◆ **Records provided**:
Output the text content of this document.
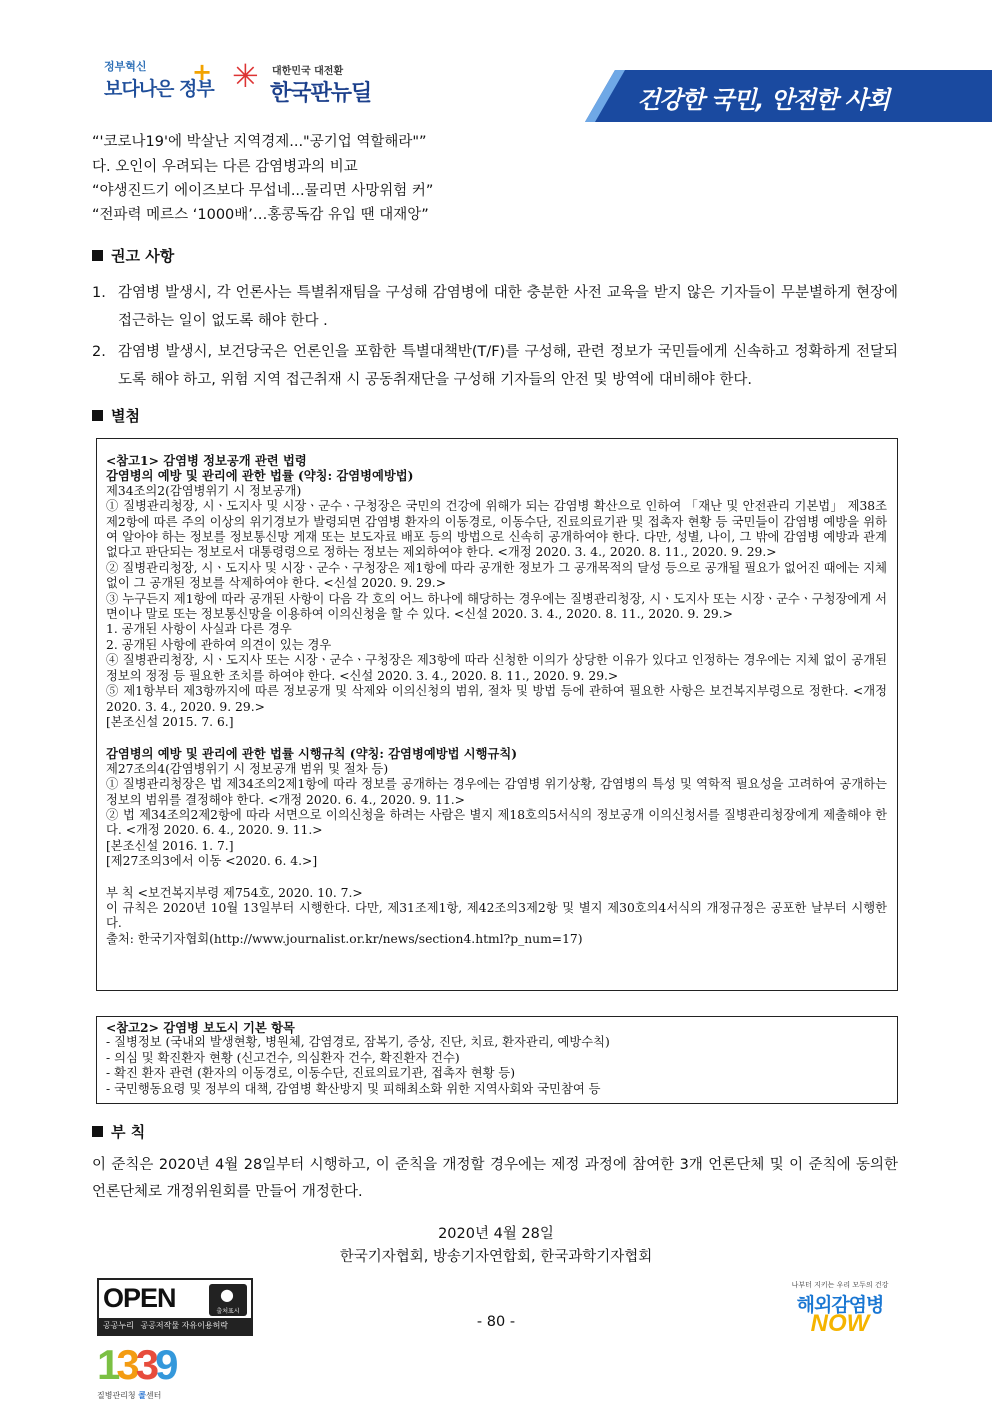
정부혁신
보다나은 정부
+ ✳ 대한민국 대전환
한국판뉴딜	건강한 국민, 안전한 사회
“'코로나19'에 박살난 지역경제..."공기업 역할해라"”
다. 오인이 우려되는 다른 감염병과의 비교
“야생진드기 에이즈보다 무섭네...물리면 사망위험 커”
“전파력 메르스 ‘1000배’…홍콩독감 유입 땐 대재앙”
권고 사항
1. 감염병 발생시, 각 언론사는 특별취재팀을 구성해 감염병에 대한 충분한 사전 교육을 받지 않은 기자들이 무분별하게 현장에 접근하는 일이 없도록 해야 한다 .
2. 감염병 발생시, 보건당국은 언론인을 포함한 특별대책반(T/F)를 구성해, 관련 정보가 국민들에게 신속하고 정확하게 전달되도록 해야 하고, 위험 지역 접근취재 시 공동취재단을 구성해 기자들의 안전 및 방역에 대비해야 한다.
별첨
<참고1> 감염병 정보공개 관련 법령
감염병의 예방 및 관리에 관한 법률 (약칭: 감염병예방법)
제34조의2(감염병위기 시 정보공개)
① 질병관리청장, 시ㆍ도지사 및 시장ㆍ군수ㆍ구청장은 국민의 건강에 위해가 되는 감염병 확산으로 인하여 「재난 및 안전관리 기본법」 제38조제2항에 따른 주의 이상의 위기경보가 발령되면 감염병 환자의 이동경로, 이동수단, 진료의료기관 및 접촉자 현황 등 국민들이 감염병 예방을 위하여 알아야 하는 정보를 정보통신망 게재 또는 보도자료 배포 등의 방법으로 신속히 공개하여야 한다. 다만, 성별, 나이, 그 밖에 감염병 예방과 관계없다고 판단되는 정보로서 대통령령으로 정하는 정보는 제외하여야 한다. <개정 2020. 3. 4., 2020. 8. 11., 2020. 9. 29.>
② 질병관리청장, 시ㆍ도지사 및 시장ㆍ군수ㆍ구청장은 제1항에 따라 공개한 정보가 그 공개목적의 달성 등으로 공개될 필요가 없어진 때에는 지체 없이 그 공개된 정보를 삭제하여야 한다. <신설 2020. 9. 29.>
③ 누구든지 제1항에 따라 공개된 사항이 다음 각 호의 어느 하나에 해당하는 경우에는 질병관리청장, 시ㆍ도지사 또는 시장ㆍ군수ㆍ구청장에게 서면이나 말로 또는 정보통신망을 이용하여 이의신청을 할 수 있다. <신설 2020. 3. 4., 2020. 8. 11., 2020. 9. 29.>
1. 공개된 사항이 사실과 다른 경우
2. 공개된 사항에 관하여 의견이 있는 경우
④ 질병관리청장, 시ㆍ도지사 또는 시장ㆍ군수ㆍ구청장은 제3항에 따라 신청한 이의가 상당한 이유가 있다고 인정하는 경우에는 지체 없이 공개된 정보의 정정 등 필요한 조치를 하여야 한다. <신설 2020. 3. 4., 2020. 8. 11., 2020. 9. 29.>
⑤ 제1항부터 제3항까지에 따른 정보공개 및 삭제와 이의신청의 범위, 절차 및 방법 등에 관하여 필요한 사항은 보건복지부령으로 정한다. <개정 2020. 3. 4., 2020. 9. 29.>
[본조신설 2015. 7. 6.]
감염병의 예방 및 관리에 관한 법률 시행규칙 (약칭: 감염병예방법 시행규칙)
제27조의4(감염병위기 시 정보공개 범위 및 절차 등)
① 질병관리청장은 법 제34조의2제1항에 따라 정보를 공개하는 경우에는 감염병 위기상황, 감염병의 특성 및 역학적 필요성을 고려하여 공개하는 정보의 범위를 결정해야 한다. <개정 2020. 6. 4., 2020. 9. 11.>
② 법 제34조의2제2항에 따라 서면으로 이의신청을 하려는 사람은 별지 제18호의5서식의 정보공개 이의신청서를 질병관리청장에게 제출해야 한다. <개정 2020. 6. 4., 2020. 9. 11.>
[본조신설 2016. 1. 7.]
[제27조의3에서 이동 <2020. 6. 4.>]
부 칙 <보건복지부령 제754호, 2020. 10. 7.>
이 규칙은 2020년 10월 13일부터 시행한다. 다만, 제31조제1항, 제42조의3제2항 및 별지 제30호의4서식의 개정규정은 공포한 날부터 시행한다.
출처: 한국기자협회(http://www.journalist.or.kr/news/section4.html?p_num=17)
<참고2> 감염병 보도시 기본 항목
- 질병정보 (국내외 발생현황, 병원체, 감염경로, 잠복기, 증상, 진단, 치료, 환자관리, 예방수칙)
- 의심 및 확진환자 현황 (신고건수, 의심환자 건수, 확진환자 건수)
- 확진 환자 관련 (환자의 이동경로, 이동수단, 진료의료기관, 접촉자 현황 등)
- 국민행동요령 및 정부의 대책, 감염병 확산방지 및 피해최소화 위한 지역사회와 국민참여 등
부 칙
이 준칙은 2020년 4월 28일부터 시행하고, 이 준칙을 개정할 경우에는 제정 과정에 참여한 3개 언론단체 및 이 준칙에 동의한 언론단체로 개정위원회를 만들어 개정한다.
2020년 4월 28일
한국기자협회, 방송기자연합회, 한국과학기자협회
OPEN	●
출처표시
공공누리 공공저작물 자유이용허락	- 80 -
1339
질병관리청 콜센터
나부터 지키는 우리 모두의 건강
해외감염병
NOW
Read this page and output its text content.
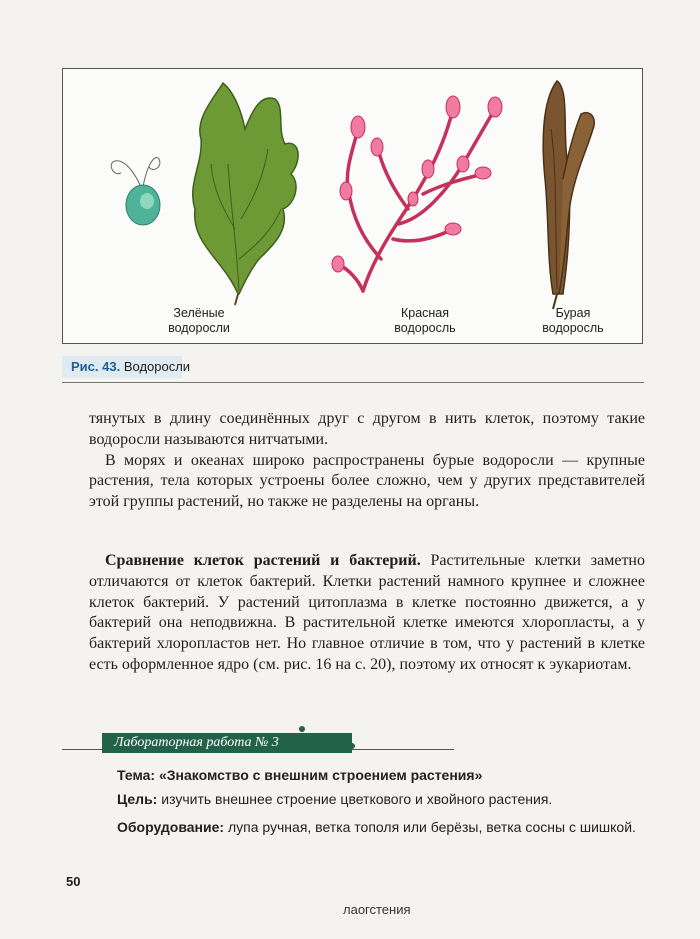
Зелёные
водоросли
Красная
водоросль
Бурая
водоросль
Рис. 43. Водоросли

тянутых в длину соединённых друг с другом в нить клеток, поэтому такие водоросли называются нитчатыми.

В морях и океанах широко распространены бурые водоросли — крупные растения, тела которых устроены более сложно, чем у других представителей этой группы растений, но также не разделены на органы.

Сравнение клеток растений и бактерий. Растительные клетки заметно отличаются от клеток бактерий. Клетки растений намного крупнее и сложнее клеток бактерий. У растений цитоплазма в клетке постоянно движется, а у бактерий она неподвижна. В растительной клетке имеются хлоропласты, а у бактерий хлоропластов нет. Но главное отличие в том, что у растений в клетке есть оформленное ядро (см. рис. 16 на с. 20), поэтому их относят к эукариотам.

Лабораторная работа № 3
Тема: «Знакомство с внешним строением растения»
Цель: изучить внешнее строение цветкового и хвойного растения.
Оборудование: лупа ручная, ветка тополя или берёзы, ветка сосны с шишкой.
50
лаогстения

◆ **Instructions for the task**: Give only the number of lines above that hold the string "this".

◆ **Task response**: 2